Stored dataset items

>> start

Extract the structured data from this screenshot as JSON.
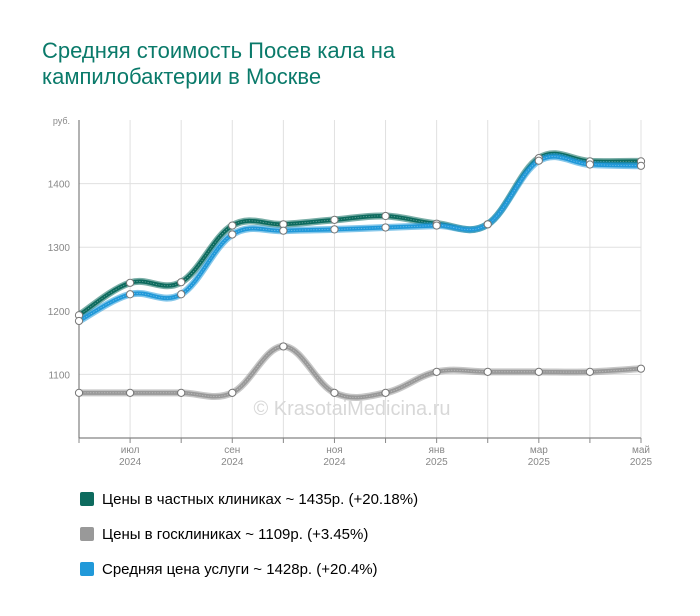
{
  "title": "Средняя стоимость Посев кала на\nкампилобактерии в Москве",
  "watermark": "© KrasotaiMedicina.ru",
  "chart_data": {
    "type": "line",
    "yunit": "руб.",
    "ylim": [
      1000,
      1500
    ],
    "yticks": [
      1100,
      1200,
      1300,
      1400
    ],
    "grid": true,
    "x": [
      "2024-06",
      "2024-07",
      "2024-08",
      "2024-09",
      "2024-10",
      "2024-11",
      "2024-12",
      "2025-01",
      "2025-02",
      "2025-03",
      "2025-04",
      "2025-05"
    ],
    "xtick_labels": [
      {
        "index": 1,
        "month": "июл",
        "year": "2024"
      },
      {
        "index": 3,
        "month": "сен",
        "year": "2024"
      },
      {
        "index": 5,
        "month": "ноя",
        "year": "2024"
      },
      {
        "index": 7,
        "month": "янв",
        "year": "2025"
      },
      {
        "index": 9,
        "month": "мар",
        "year": "2025"
      },
      {
        "index": 11,
        "month": "май",
        "year": "2025"
      }
    ],
    "series": [
      {
        "key": "private",
        "color": "#0d6b5e",
        "values": [
          1193,
          1244,
          1245,
          1334,
          1336,
          1343,
          1349,
          1337,
          1336,
          1440,
          1435,
          1435
        ]
      },
      {
        "key": "state",
        "color": "#999999",
        "values": [
          1071,
          1071,
          1071,
          1071,
          1144,
          1071,
          1071,
          1104,
          1104,
          1104,
          1104,
          1109
        ]
      },
      {
        "key": "average",
        "color": "#2199d9",
        "values": [
          1184,
          1226,
          1226,
          1320,
          1326,
          1328,
          1331,
          1334,
          1336,
          1436,
          1430,
          1428
        ]
      }
    ],
    "legend": [
      {
        "color": "#0d6b5e",
        "label": "Цены в частных клиниках ~ 1435р. (+20.18%)"
      },
      {
        "color": "#999999",
        "label": "Цены в госклиниках ~ 1109р. (+3.45%)"
      },
      {
        "color": "#2199d9",
        "label": "Средняя цена услуги ~ 1428р. (+20.4%)"
      }
    ]
  }
}
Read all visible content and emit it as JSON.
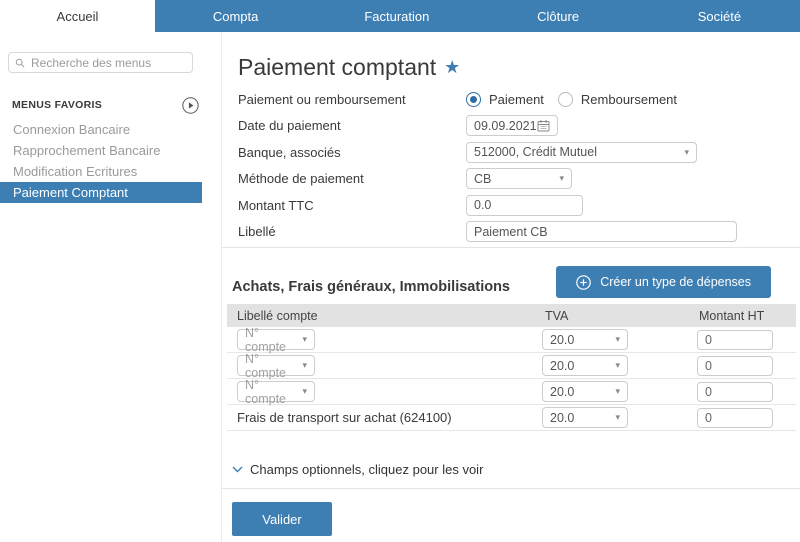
{
  "colors": {
    "accent": "#3d7eb3"
  },
  "nav": {
    "active_tab": "Accueil",
    "tabs": [
      "Compta",
      "Facturation",
      "Clôture",
      "Société"
    ]
  },
  "sidebar": {
    "search_placeholder": "Recherche des menus",
    "favorites_header": "MENUS FAVORIS",
    "items": [
      {
        "label": "Connexion Bancaire",
        "selected": false
      },
      {
        "label": "Rapprochement Bancaire",
        "selected": false
      },
      {
        "label": "Modification Ecritures",
        "selected": false
      },
      {
        "label": "Paiement Comptant",
        "selected": true
      }
    ]
  },
  "main": {
    "title": "Paiement comptant",
    "form": {
      "payment_type_label": "Paiement ou remboursement",
      "payment_options": [
        {
          "label": "Paiement",
          "selected": true
        },
        {
          "label": "Remboursement",
          "selected": false
        }
      ],
      "date_label": "Date du paiement",
      "date_value": "09.09.2021",
      "bank_label": "Banque, associés",
      "bank_value": "512000, Crédit Mutuel",
      "method_label": "Méthode de paiement",
      "method_value": "CB",
      "amount_label": "Montant TTC",
      "amount_value": "0.0",
      "memo_label": "Libellé",
      "memo_value": "Paiement CB"
    },
    "create_expense_button": "Créer un type de dépenses",
    "section_title": "Achats, Frais généraux, Immobilisations",
    "table": {
      "headers": [
        "Libellé compte",
        "TVA",
        "Montant HT"
      ],
      "rows": [
        {
          "account": "N° compte",
          "is_select": true,
          "tva": "20.0",
          "amount": "0"
        },
        {
          "account": "N° compte",
          "is_select": true,
          "tva": "20.0",
          "amount": "0"
        },
        {
          "account": "N° compte",
          "is_select": true,
          "tva": "20.0",
          "amount": "0"
        },
        {
          "account": "Frais de transport sur achat (624100)",
          "is_select": false,
          "tva": "20.0",
          "amount": "0"
        }
      ]
    },
    "optional_fields_label": "Champs optionnels, cliquez pour les voir",
    "submit_label": "Valider"
  }
}
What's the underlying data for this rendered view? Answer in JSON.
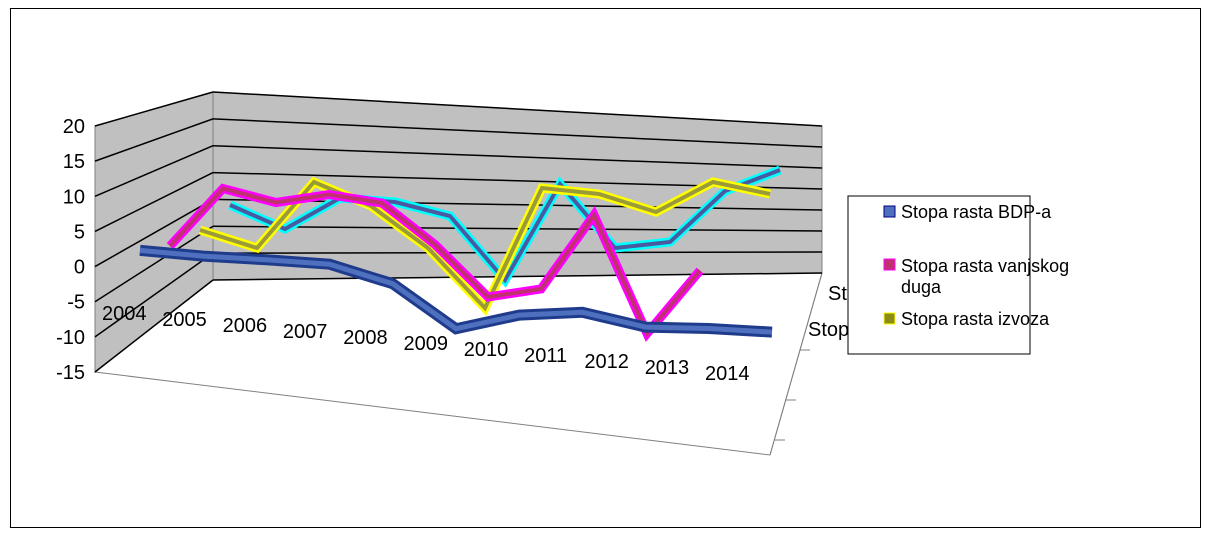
{
  "chart_data": {
    "type": "line",
    "title": "",
    "xlabel": "",
    "ylabel": "",
    "ylim": [
      -15,
      20
    ],
    "y_ticks": [
      "20",
      "15",
      "10",
      "5",
      "0",
      "-5",
      "-10",
      "-15"
    ],
    "categories": [
      "2004",
      "2005",
      "2006",
      "2007",
      "2008",
      "2009",
      "2010",
      "2011",
      "2012",
      "2013",
      "2014"
    ],
    "series_axis_labels": [
      "St",
      "Stop"
    ],
    "series": [
      {
        "name": "Stopa rasta BDP-a",
        "color": "#1f3b8c",
        "values": [
          4.1,
          4.2,
          4.8,
          5.2,
          2.1,
          -6.9,
          -2.3,
          -0.2,
          -2.2,
          -1.1,
          -0.5
        ]
      },
      {
        "name": "Stopa rasta vanjskog duga",
        "color": "#ff00ff",
        "values": [
          8,
          19,
          17,
          19,
          18,
          11,
          2,
          4,
          18,
          -3,
          9
        ]
      },
      {
        "name": "Stopa rasta izvoza",
        "color": "#ffff00",
        "values": [
          10,
          7,
          18,
          14,
          7,
          -3,
          17,
          16,
          13,
          18,
          16
        ]
      },
      {
        "name": "",
        "color": "#00ffff",
        "values": [
          15,
          10,
          16,
          15,
          12,
          -1,
          18,
          5,
          6,
          16,
          20
        ]
      }
    ],
    "legend": {
      "placement": "right",
      "entries": [
        "Stopa rasta BDP-a",
        "Stopa rasta vanjskog duga",
        "Stopa rasta izvoza"
      ],
      "marker_colors": [
        "#4f6fbf",
        "#c0326e",
        "#8c8c1a"
      ]
    },
    "grid": true
  }
}
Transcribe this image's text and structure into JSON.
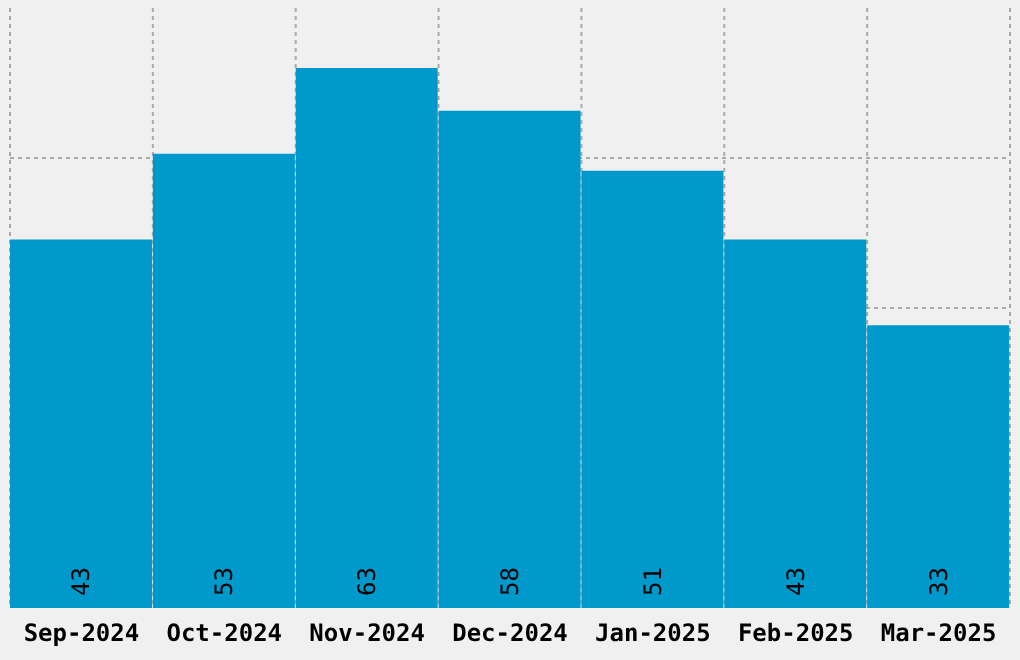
{
  "chart_data": {
    "type": "bar",
    "categories": [
      "Sep-2024",
      "Oct-2024",
      "Nov-2024",
      "Dec-2024",
      "Jan-2025",
      "Feb-2025",
      "Mar-2025"
    ],
    "values": [
      43,
      53,
      63,
      58,
      51,
      43,
      33
    ],
    "color": "#0099cc",
    "ylim": [
      0,
      70
    ],
    "tick_labels": "x",
    "grid": true,
    "data_labels": true
  }
}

>> end

All lines from the one holding "Transcribe this image's" through the last line of the entries, and nothing else, are to be output exactly; leave out the pictures.

Transcribe this image's text and structure into JSON.
{
  "chart_data": {
    "type": "bar",
    "categories": [
      "Sep-2024",
      "Oct-2024",
      "Nov-2024",
      "Dec-2024",
      "Jan-2025",
      "Feb-2025",
      "Mar-2025"
    ],
    "values": [
      43,
      53,
      63,
      58,
      51,
      43,
      33
    ],
    "color": "#0099cc",
    "ylim": [
      0,
      70
    ],
    "tick_labels": "x",
    "grid": true,
    "data_labels": true
  }
}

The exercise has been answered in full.